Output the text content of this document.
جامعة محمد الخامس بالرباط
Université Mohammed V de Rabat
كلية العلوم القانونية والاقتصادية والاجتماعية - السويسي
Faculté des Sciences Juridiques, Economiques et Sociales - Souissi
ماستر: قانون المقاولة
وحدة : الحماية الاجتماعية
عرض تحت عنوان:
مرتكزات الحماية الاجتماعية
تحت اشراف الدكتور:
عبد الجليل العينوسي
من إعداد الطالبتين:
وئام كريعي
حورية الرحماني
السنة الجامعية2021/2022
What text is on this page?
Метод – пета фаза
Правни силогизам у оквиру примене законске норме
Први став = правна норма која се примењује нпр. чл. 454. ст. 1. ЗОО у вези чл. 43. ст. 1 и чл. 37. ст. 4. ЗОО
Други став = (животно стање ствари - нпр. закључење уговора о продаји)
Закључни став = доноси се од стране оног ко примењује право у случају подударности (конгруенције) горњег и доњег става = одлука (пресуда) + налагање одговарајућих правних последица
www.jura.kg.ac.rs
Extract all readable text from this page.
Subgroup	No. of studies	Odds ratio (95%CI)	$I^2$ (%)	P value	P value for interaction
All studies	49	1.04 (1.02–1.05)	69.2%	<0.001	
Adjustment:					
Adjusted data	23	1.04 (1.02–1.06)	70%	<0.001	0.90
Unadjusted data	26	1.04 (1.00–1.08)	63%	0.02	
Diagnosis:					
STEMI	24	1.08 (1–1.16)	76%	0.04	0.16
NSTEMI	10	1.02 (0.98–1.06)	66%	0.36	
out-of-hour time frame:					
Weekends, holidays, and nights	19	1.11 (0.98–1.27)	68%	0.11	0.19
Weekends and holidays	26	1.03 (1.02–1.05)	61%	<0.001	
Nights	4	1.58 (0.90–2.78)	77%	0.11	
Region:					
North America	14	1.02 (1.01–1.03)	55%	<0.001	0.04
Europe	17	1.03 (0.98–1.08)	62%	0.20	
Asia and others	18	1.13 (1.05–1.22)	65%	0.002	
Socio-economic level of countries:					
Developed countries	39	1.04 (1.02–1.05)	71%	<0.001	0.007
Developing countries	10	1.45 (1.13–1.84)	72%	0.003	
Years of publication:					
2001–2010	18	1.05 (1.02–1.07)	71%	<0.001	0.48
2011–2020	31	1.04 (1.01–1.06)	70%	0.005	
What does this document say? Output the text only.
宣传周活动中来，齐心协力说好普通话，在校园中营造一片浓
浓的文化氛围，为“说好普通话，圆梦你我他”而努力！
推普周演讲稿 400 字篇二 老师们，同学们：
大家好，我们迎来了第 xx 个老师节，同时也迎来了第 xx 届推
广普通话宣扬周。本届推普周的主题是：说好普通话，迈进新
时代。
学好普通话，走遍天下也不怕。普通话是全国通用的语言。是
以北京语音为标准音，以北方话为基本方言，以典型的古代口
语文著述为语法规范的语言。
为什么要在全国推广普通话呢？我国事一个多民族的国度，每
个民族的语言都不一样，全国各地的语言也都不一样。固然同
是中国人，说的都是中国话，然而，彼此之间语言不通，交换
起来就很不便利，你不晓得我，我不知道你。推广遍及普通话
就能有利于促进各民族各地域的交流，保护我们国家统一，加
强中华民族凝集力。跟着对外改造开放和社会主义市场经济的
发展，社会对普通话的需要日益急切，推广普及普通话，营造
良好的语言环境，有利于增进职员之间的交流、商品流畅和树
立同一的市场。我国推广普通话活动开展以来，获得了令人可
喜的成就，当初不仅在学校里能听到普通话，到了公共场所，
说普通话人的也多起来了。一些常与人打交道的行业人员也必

* * *

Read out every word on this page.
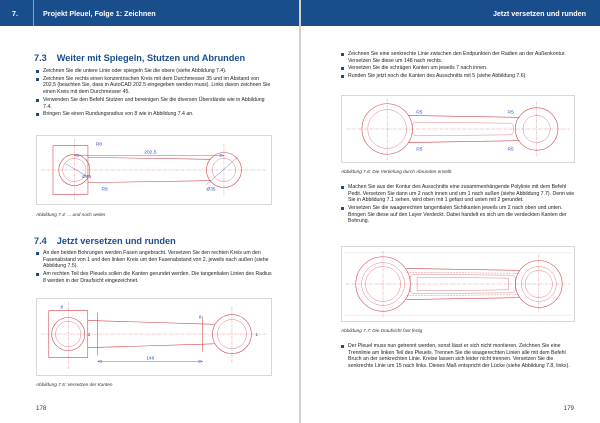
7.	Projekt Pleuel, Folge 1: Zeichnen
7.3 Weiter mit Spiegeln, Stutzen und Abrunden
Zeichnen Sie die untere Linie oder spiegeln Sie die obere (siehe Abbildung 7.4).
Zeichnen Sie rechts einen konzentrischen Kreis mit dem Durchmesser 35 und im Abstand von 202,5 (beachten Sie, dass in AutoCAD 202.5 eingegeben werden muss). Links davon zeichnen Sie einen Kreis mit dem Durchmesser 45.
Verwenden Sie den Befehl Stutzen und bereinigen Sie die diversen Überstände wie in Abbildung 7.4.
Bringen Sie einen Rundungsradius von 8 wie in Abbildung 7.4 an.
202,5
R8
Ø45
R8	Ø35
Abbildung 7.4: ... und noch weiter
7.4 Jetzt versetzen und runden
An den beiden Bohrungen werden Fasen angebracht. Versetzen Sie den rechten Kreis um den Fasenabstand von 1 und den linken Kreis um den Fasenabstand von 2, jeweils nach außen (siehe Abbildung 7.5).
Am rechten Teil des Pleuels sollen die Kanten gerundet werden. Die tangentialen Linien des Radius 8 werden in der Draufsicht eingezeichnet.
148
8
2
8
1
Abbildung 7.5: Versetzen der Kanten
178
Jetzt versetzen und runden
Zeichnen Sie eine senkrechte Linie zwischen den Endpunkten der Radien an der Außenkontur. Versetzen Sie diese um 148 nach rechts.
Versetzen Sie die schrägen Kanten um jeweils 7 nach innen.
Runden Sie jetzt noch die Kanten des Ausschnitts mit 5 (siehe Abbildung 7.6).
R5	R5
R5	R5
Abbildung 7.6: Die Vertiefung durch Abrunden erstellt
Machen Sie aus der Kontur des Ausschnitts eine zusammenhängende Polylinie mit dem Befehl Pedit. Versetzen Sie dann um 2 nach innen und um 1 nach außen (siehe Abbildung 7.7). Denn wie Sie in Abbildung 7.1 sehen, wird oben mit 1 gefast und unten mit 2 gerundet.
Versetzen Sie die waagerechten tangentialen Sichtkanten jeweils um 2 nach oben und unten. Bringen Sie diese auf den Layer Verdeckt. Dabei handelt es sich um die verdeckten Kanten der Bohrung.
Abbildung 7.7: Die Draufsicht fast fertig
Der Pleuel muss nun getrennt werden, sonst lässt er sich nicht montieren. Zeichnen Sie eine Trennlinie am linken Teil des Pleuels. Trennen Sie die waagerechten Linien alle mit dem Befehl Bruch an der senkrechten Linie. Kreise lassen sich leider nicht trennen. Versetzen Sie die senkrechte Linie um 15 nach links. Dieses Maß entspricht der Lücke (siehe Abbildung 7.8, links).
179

---

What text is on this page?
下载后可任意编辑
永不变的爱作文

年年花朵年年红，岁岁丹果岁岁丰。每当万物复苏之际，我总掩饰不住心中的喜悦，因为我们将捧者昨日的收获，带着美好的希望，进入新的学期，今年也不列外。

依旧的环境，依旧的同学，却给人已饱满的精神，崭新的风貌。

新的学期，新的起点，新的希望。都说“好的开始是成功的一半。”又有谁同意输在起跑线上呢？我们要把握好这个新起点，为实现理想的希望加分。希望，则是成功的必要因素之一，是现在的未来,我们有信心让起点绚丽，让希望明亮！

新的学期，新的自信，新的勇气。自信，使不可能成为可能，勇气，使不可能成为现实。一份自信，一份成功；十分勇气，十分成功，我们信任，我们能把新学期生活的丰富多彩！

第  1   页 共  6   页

▶ _AIM_: Read the data above and pull out each line that holds the string "linken".

▶ _REPLY_:
An den beiden Bohrungen werden Fasen angebracht. Versetzen Sie den rechten Kreis um den Fasenabstand von 1 und den linken Kreis um den Fasenabstand von 2, jeweils nach außen (siehe Abbildung 7.5).
Der Pleuel muss nun getrennt werden, sonst lässt er sich nicht montieren. Zeichnen Sie eine Trennlinie am linken Teil des Pleuels. Trennen Sie die waagerechten Linien alle mit dem Befehl Bruch an der senkrechten Linie. Kreise lassen sich leider nicht trennen. Versetzen Sie die senkrechte Linie um 15 nach links. Dieses Maß entspricht der Lücke (siehe Abbildung 7.8, links).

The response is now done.